→ Do this: Make an exact copy of the entries below.

[Collected data entries]
◇ ◇ ◇ ◇

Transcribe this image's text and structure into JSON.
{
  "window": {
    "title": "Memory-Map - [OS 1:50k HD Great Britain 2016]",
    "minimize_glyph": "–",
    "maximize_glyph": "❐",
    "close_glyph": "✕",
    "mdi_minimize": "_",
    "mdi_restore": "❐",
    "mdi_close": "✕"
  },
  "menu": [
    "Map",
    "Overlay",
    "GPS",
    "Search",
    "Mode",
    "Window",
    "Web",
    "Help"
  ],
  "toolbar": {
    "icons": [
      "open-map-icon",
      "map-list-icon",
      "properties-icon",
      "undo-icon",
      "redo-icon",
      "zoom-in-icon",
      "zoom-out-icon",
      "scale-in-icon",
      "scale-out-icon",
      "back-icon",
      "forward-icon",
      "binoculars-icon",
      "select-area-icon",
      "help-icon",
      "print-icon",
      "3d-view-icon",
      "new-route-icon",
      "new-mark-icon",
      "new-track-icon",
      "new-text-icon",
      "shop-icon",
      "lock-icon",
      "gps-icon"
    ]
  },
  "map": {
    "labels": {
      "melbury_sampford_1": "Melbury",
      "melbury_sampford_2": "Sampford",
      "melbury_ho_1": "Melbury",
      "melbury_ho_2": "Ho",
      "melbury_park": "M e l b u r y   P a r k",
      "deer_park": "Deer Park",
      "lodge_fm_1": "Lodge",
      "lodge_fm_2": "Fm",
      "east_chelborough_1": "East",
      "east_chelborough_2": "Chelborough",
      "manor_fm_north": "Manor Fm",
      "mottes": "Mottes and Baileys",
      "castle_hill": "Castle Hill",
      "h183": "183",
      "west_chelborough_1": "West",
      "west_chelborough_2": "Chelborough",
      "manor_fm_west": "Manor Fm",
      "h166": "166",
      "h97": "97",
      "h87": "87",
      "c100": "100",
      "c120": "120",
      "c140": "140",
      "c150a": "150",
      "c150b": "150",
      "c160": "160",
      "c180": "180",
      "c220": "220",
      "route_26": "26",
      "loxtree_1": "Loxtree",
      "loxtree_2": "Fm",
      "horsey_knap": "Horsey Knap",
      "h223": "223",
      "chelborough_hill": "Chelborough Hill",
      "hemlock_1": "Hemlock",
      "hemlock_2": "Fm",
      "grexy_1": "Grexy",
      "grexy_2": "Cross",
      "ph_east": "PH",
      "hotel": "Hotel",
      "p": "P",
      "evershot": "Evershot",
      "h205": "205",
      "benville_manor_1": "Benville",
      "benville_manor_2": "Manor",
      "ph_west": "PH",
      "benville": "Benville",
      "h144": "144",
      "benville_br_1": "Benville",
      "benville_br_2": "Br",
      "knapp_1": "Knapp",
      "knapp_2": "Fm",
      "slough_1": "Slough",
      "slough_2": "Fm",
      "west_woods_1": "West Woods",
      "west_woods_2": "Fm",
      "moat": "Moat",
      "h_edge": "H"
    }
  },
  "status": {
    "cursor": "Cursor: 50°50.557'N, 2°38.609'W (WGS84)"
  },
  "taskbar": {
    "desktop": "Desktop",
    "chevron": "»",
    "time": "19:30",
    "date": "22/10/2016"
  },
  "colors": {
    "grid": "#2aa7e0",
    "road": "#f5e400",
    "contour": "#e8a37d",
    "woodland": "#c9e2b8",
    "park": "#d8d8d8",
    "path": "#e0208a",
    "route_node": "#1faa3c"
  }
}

◇ ◇ ◇ ◇

→ Reply:
Transcribe this image's text and structure into JSON.
{
  "window": {
    "title": "Memory-Map - [OS 1:50k HD Great Britain 2016]",
    "minimize_glyph": "–",
    "maximize_glyph": "❐",
    "close_glyph": "✕",
    "mdi_minimize": "_",
    "mdi_restore": "❐",
    "mdi_close": "✕"
  },
  "menu": [
    "Map",
    "Overlay",
    "GPS",
    "Search",
    "Mode",
    "Window",
    "Web",
    "Help"
  ],
  "toolbar": {
    "icons": [
      "open-map-icon",
      "map-list-icon",
      "properties-icon",
      "undo-icon",
      "redo-icon",
      "zoom-in-icon",
      "zoom-out-icon",
      "scale-in-icon",
      "scale-out-icon",
      "back-icon",
      "forward-icon",
      "binoculars-icon",
      "select-area-icon",
      "help-icon",
      "print-icon",
      "3d-view-icon",
      "new-route-icon",
      "new-mark-icon",
      "new-track-icon",
      "new-text-icon",
      "shop-icon",
      "lock-icon",
      "gps-icon"
    ]
  },
  "map": {
    "labels": {
      "melbury_sampford_1": "Melbury",
      "melbury_sampford_2": "Sampford",
      "melbury_ho_1": "Melbury",
      "melbury_ho_2": "Ho",
      "melbury_park": "M e l b u r y   P a r k",
      "deer_park": "Deer Park",
      "lodge_fm_1": "Lodge",
      "lodge_fm_2": "Fm",
      "east_chelborough_1": "East",
      "east_chelborough_2": "Chelborough",
      "manor_fm_north": "Manor Fm",
      "mottes": "Mottes and Baileys",
      "castle_hill": "Castle Hill",
      "h183": "183",
      "west_chelborough_1": "West",
      "west_chelborough_2": "Chelborough",
      "manor_fm_west": "Manor Fm",
      "h166": "166",
      "h97": "97",
      "h87": "87",
      "c100": "100",
      "c120": "120",
      "c140": "140",
      "c150a": "150",
      "c150b": "150",
      "c160": "160",
      "c180": "180",
      "c220": "220",
      "route_26": "26",
      "loxtree_1": "Loxtree",
      "loxtree_2": "Fm",
      "horsey_knap": "Horsey Knap",
      "h223": "223",
      "chelborough_hill": "Chelborough Hill",
      "hemlock_1": "Hemlock",
      "hemlock_2": "Fm",
      "grexy_1": "Grexy",
      "grexy_2": "Cross",
      "ph_east": "PH",
      "hotel": "Hotel",
      "p": "P",
      "evershot": "Evershot",
      "h205": "205",
      "benville_manor_1": "Benville",
      "benville_manor_2": "Manor",
      "ph_west": "PH",
      "benville": "Benville",
      "h144": "144",
      "benville_br_1": "Benville",
      "benville_br_2": "Br",
      "knapp_1": "Knapp",
      "knapp_2": "Fm",
      "slough_1": "Slough",
      "slough_2": "Fm",
      "west_woods_1": "West Woods",
      "west_woods_2": "Fm",
      "moat": "Moat",
      "h_edge": "H"
    }
  },
  "status": {
    "cursor": "Cursor: 50°50.557'N, 2°38.609'W (WGS84)"
  },
  "taskbar": {
    "desktop": "Desktop",
    "chevron": "»",
    "time": "19:30",
    "date": "22/10/2016"
  },
  "colors": {
    "grid": "#2aa7e0",
    "road": "#f5e400",
    "contour": "#e8a37d",
    "woodland": "#c9e2b8",
    "park": "#d8d8d8",
    "path": "#e0208a",
    "route_node": "#1faa3c"
  }
}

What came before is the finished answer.